### Set task
Below are some entries. Output each one exactly as it appears.

### Data entries
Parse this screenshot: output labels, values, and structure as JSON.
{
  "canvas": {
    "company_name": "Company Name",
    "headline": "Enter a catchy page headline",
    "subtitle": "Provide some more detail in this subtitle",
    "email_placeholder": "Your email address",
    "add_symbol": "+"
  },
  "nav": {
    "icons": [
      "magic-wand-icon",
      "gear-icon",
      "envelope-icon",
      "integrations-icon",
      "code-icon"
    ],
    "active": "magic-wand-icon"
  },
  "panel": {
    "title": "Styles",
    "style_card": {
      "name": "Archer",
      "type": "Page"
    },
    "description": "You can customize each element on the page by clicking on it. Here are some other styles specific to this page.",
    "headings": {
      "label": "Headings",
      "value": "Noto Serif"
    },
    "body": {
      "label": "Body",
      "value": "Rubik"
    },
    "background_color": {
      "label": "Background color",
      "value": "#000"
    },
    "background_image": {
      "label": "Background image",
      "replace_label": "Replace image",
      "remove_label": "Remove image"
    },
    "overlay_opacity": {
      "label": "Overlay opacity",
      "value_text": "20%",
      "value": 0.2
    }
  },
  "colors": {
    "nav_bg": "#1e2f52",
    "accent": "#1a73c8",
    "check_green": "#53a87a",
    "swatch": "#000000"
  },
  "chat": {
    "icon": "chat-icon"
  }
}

### Answer to this exercise
Parse this screenshot: output labels, values, and structure as JSON.
{
  "canvas": {
    "company_name": "Company Name",
    "headline": "Enter a catchy page headline",
    "subtitle": "Provide some more detail in this subtitle",
    "email_placeholder": "Your email address",
    "add_symbol": "+"
  },
  "nav": {
    "icons": [
      "magic-wand-icon",
      "gear-icon",
      "envelope-icon",
      "integrations-icon",
      "code-icon"
    ],
    "active": "magic-wand-icon"
  },
  "panel": {
    "title": "Styles",
    "style_card": {
      "name": "Archer",
      "type": "Page"
    },
    "description": "You can customize each element on the page by clicking on it. Here are some other styles specific to this page.",
    "headings": {
      "label": "Headings",
      "value": "Noto Serif"
    },
    "body": {
      "label": "Body",
      "value": "Rubik"
    },
    "background_color": {
      "label": "Background color",
      "value": "#000"
    },
    "background_image": {
      "label": "Background image",
      "replace_label": "Replace image",
      "remove_label": "Remove image"
    },
    "overlay_opacity": {
      "label": "Overlay opacity",
      "value_text": "20%",
      "value": 0.2
    }
  },
  "colors": {
    "nav_bg": "#1e2f52",
    "accent": "#1a73c8",
    "check_green": "#53a87a",
    "swatch": "#000000"
  },
  "chat": {
    "icon": "chat-icon"
  }
}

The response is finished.